The records:
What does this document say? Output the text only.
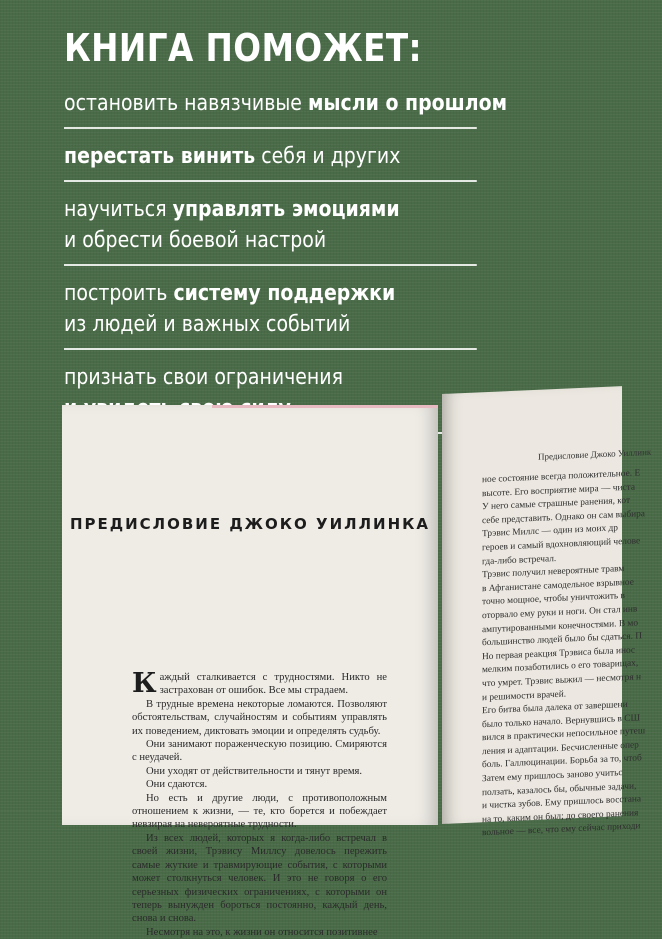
КНИГА ПОМОЖЕТ:
остановить навязчивые мысли о прошлом
перестать винить себя и других
научиться управлять эмоциями
и обрести боевой настрой
построить системy поддержки
из людей и важных событий
признать свои ограничения
ПРЕДИСЛОВИЕ ДЖОКО УИЛЛИНКА

Каждый сталкивается с трудностями. Никто не застрахован от ошибок. Все мы страдаем.

В трудные времена некоторые ломаются. Позволяют обстоятельствам, случайностям и событиям управлять их поведением, диктовать эмоции и определять судьбу.

Они занимают пораженческую позицию. Смиряются с неудачей.

Они уходят от действительности и тянут время.

Они сдаются.

Но есть и другие люди, с противоположным отношением к жизни, — те, кто борется и побеждает невзирая на невероятные трудности.

Из всех людей, которых я когда-либо встречал в своей жизни, Трэвису Миллсу довелось пережить самые жуткие и травмирующие события, с которыми может столкнуться человек. И это не говоря о его серьезных физических ограничениях, с которыми он теперь вынужден бороться постоянно, каждый день, снова и снова.

Несмотря на это, к жизни он относится позитивнее

Предисловие Джоко Уиллинк
ное состояние всегда положительное. Е
высоте. Его восприятие мира — чиста
У него самые страшные ранения, кот
себе представить. Однако он сам выбира
Трэвис Миллс — один из моих др
героев и самый вдохновляющий челове
гда-либо встречал.
Трэвис получил невероятные травм
в Афганистане самодельное взрывное
точно мощное, чтобы уничтожить в
оторвало ему руки и ноги. Он стал инв
ампутированными конечностями. В мо
большинство людей было бы сдаться. П
Но первая реакция Трэвиса была инос
мелким позаботились о его товарищах,
что умрет. Трэвис выжил — несмотря н
и решимости врачей.
Его битва была далека от завершени
было только начало. Вернувшись в СШ
вился в практически непосильное путеш
ления и адаптации. Бесчисленные опер
боль. Галлюцинации. Борьба за то, чтоб
Затем ему пришлось заново учитьс
ползать, казалось бы, обычные задачи,
и чистка зубов. Ему пришлось восстана
на то, каким он был; до своего ранения
вольное — все, что ему сейчас приходи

Aim of the exercise:
Pictures excluded, quote all the data above exactly.

The reply:
What does this document say? Output the text only.
КНИГА ПОМОЖЕТ:
остановить навязчивые мысли о прошлом
перестать винить себя и других
научиться управлять эмоциями
и обрести боевой настрой
построить системy поддержки
из людей и важных событий
признать свои ограничения
ПРЕДИСЛОВИЕ ДЖОКО УИЛЛИНКА

Каждый сталкивается с трудностями. Никто не застрахован от ошибок. Все мы страдаем.

В трудные времена некоторые ломаются. Позволяют обстоятельствам, случайностям и событиям управлять их поведением, диктовать эмоции и определять судьбу.

Они занимают пораженческую позицию. Смиряются с неудачей.

Они уходят от действительности и тянут время.

Они сдаются.

Но есть и другие люди, с противоположным отношением к жизни, — те, кто борется и побеждает невзирая на невероятные трудности.

Из всех людей, которых я когда-либо встречал в своей жизни, Трэвису Миллсу довелось пережить самые жуткие и травмирующие события, с которыми может столкнуться человек. И это не говоря о его серьезных физических ограничениях, с которыми он теперь вынужден бороться постоянно, каждый день, снова и снова.

Несмотря на это, к жизни он относится позитивнее

Предисловие Джоко Уиллинк
ное состояние всегда положительное. Е
высоте. Его восприятие мира — чиста
У него самые страшные ранения, кот
себе представить. Однако он сам выбира
Трэвис Миллс — один из моих др
героев и самый вдохновляющий челове
гда-либо встречал.
Трэвис получил невероятные травм
в Афганистане самодельное взрывное
точно мощное, чтобы уничтожить в
оторвало ему руки и ноги. Он стал инв
ампутированными конечностями. В мо
большинство людей было бы сдаться. П
Но первая реакция Трэвиса была инос
мелким позаботились о его товарищах,
что умрет. Трэвис выжил — несмотря н
и решимости врачей.
Его битва была далека от завершени
было только начало. Вернувшись в СШ
вился в практически непосильное путеш
ления и адаптации. Бесчисленные опер
боль. Галлюцинации. Борьба за то, чтоб
Затем ему пришлось заново учитьс
ползать, казалось бы, обычные задачи,
и чистка зубов. Ему пришлось восстана
на то, каким он был; до своего ранения
вольное — все, что ему сейчас приходи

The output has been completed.